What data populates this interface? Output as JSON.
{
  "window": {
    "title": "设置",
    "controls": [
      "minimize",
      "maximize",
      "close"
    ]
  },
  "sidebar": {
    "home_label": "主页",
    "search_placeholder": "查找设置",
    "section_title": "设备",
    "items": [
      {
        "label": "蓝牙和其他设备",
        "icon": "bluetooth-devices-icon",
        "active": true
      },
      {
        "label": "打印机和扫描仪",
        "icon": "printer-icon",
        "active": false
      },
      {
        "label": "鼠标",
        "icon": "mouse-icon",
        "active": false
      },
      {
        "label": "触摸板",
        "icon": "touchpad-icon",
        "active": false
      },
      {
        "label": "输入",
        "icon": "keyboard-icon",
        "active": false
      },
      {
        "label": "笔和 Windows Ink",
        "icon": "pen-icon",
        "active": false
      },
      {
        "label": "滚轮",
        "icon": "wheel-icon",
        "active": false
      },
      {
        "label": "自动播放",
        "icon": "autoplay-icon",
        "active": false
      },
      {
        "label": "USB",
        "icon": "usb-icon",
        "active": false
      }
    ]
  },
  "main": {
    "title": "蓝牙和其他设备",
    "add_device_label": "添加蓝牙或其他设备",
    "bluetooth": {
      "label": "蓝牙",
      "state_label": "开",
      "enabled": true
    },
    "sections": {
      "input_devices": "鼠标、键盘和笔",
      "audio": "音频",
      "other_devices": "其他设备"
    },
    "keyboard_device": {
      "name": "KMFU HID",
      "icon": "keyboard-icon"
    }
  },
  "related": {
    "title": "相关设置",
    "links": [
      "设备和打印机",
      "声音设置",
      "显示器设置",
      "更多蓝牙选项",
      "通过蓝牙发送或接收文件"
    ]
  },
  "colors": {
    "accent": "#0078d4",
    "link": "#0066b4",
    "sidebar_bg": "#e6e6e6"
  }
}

════════════════════

TASK OBJECTIVE:
Collect every line above that contains the word "icon".

OUTPUT BELOW:
        "icon": "bluetooth-devices-icon",
        "icon": "printer-icon",
        "icon": "mouse-icon",
        "icon": "touchpad-icon",
        "icon": "keyboard-icon",
        "icon": "pen-icon",
        "icon": "wheel-icon",
        "icon": "autoplay-icon",
        "icon": "usb-icon",
      "icon": "keyboard-icon"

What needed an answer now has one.